#### WHAT IS ASKED:
Substitute "bounding rectangles" for "bounding boxes" in the part of the material that opens with the line containing "List 84 of the" and closes with the line containing "point (221, 836, 230, 846)", then write out only those lines with nothing else changed.

::: SUPPLIED ENTRIES

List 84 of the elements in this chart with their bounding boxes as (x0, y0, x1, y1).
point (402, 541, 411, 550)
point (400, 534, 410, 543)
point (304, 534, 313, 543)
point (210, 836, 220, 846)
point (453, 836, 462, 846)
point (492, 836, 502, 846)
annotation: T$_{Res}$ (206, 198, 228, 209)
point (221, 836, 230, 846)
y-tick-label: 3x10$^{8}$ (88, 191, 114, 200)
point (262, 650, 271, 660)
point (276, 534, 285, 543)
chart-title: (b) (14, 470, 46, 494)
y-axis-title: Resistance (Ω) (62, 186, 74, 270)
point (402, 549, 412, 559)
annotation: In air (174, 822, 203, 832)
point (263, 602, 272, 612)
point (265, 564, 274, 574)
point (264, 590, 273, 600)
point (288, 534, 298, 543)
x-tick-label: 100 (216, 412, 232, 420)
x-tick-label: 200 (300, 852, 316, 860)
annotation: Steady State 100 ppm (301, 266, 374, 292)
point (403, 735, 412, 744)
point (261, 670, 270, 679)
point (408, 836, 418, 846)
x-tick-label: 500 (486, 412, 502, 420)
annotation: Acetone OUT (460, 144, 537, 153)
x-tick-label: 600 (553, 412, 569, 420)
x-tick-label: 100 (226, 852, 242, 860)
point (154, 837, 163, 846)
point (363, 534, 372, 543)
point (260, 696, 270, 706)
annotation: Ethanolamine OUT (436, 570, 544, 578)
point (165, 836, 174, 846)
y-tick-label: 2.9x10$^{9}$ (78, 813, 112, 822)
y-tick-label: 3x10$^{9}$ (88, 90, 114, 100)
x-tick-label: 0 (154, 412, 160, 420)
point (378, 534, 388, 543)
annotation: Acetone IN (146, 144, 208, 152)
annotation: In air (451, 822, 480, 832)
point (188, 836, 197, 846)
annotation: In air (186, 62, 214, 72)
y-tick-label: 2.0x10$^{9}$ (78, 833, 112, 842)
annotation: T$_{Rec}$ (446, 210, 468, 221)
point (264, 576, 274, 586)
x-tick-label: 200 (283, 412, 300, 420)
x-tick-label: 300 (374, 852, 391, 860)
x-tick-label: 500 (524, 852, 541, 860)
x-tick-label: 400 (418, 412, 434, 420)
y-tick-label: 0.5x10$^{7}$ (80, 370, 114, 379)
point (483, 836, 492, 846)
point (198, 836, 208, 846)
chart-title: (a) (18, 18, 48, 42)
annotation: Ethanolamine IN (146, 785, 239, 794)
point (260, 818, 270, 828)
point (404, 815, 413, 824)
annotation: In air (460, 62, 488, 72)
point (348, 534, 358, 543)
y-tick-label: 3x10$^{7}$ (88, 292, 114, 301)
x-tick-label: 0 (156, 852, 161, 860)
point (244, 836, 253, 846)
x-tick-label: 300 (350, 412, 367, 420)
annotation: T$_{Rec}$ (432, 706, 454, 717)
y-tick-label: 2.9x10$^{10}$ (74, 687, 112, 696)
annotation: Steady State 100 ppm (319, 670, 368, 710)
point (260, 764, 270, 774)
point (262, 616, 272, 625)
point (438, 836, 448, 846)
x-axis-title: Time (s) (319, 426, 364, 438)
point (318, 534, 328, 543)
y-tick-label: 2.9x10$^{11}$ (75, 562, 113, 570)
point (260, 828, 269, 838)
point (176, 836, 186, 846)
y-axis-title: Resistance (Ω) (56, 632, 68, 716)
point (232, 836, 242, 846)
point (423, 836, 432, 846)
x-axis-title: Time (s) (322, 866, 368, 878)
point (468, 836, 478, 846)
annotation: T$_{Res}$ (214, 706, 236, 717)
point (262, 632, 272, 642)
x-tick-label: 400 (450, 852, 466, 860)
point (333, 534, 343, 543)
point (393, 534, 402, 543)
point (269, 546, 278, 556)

::::::
::: SUPPLIED ENTRIES

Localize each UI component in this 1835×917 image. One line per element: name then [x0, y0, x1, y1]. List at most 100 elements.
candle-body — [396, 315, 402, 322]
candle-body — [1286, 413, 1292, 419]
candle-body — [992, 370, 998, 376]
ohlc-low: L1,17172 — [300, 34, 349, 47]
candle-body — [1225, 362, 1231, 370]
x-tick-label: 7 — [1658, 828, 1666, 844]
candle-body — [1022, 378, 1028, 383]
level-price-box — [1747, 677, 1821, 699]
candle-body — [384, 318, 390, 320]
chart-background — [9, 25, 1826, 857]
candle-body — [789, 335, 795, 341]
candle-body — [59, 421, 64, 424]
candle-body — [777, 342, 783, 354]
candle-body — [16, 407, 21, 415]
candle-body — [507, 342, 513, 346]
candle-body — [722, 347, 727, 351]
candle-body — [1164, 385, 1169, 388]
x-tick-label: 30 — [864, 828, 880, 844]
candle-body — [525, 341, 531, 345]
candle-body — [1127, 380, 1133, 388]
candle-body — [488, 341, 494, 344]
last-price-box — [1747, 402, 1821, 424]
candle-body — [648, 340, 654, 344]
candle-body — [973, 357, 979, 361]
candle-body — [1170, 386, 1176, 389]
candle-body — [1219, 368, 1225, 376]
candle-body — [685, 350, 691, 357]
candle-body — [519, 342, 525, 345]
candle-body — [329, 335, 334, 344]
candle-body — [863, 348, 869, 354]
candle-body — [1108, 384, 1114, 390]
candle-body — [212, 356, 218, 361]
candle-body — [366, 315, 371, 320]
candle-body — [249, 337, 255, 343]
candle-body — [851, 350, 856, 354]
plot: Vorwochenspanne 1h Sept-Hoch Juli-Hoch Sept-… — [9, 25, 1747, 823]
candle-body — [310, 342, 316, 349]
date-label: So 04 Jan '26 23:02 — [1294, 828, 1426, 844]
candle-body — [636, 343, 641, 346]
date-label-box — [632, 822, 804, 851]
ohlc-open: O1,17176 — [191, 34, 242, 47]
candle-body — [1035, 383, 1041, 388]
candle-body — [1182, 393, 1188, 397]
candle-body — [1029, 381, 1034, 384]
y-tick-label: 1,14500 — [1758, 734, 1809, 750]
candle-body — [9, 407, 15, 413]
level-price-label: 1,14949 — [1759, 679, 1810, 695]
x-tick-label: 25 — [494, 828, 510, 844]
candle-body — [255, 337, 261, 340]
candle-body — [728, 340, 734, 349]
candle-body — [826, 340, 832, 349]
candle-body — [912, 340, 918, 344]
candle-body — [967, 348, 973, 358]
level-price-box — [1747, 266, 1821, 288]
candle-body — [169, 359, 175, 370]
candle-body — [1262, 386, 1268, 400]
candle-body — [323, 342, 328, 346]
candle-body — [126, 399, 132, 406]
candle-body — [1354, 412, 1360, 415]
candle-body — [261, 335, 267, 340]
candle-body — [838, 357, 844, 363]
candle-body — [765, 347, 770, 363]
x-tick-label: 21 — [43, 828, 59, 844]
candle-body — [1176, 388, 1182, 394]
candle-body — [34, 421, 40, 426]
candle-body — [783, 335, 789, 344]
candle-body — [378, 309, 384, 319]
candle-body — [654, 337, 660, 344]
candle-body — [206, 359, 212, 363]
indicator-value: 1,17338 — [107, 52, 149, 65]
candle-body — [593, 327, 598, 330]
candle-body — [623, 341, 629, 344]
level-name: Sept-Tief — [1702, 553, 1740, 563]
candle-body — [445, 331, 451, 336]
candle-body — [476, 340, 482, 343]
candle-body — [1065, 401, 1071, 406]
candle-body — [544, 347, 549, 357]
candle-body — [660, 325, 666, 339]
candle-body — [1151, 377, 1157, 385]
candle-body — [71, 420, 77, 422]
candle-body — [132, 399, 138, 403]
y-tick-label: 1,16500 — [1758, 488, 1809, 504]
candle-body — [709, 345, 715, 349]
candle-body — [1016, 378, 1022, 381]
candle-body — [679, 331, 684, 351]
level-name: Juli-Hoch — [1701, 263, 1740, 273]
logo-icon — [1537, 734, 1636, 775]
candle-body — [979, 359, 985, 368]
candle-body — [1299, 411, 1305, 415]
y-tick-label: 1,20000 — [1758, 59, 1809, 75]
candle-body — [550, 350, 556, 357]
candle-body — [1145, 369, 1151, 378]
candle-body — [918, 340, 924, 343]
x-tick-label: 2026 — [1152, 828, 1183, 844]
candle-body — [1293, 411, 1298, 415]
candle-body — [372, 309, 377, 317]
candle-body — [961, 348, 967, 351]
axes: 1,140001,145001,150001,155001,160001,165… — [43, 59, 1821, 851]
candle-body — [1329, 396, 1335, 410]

::::::

#### SOLUTION FOR THIS TASK:
List 84 of the elements in this chart with their bounding rectangles as (x0, y0, x1, y1).
point (402, 541, 411, 550)
point (400, 534, 410, 543)
point (304, 534, 313, 543)
point (210, 836, 220, 846)
point (453, 836, 462, 846)
point (492, 836, 502, 846)
annotation: T$_{Res}$ (206, 198, 228, 209)
point (221, 836, 230, 846)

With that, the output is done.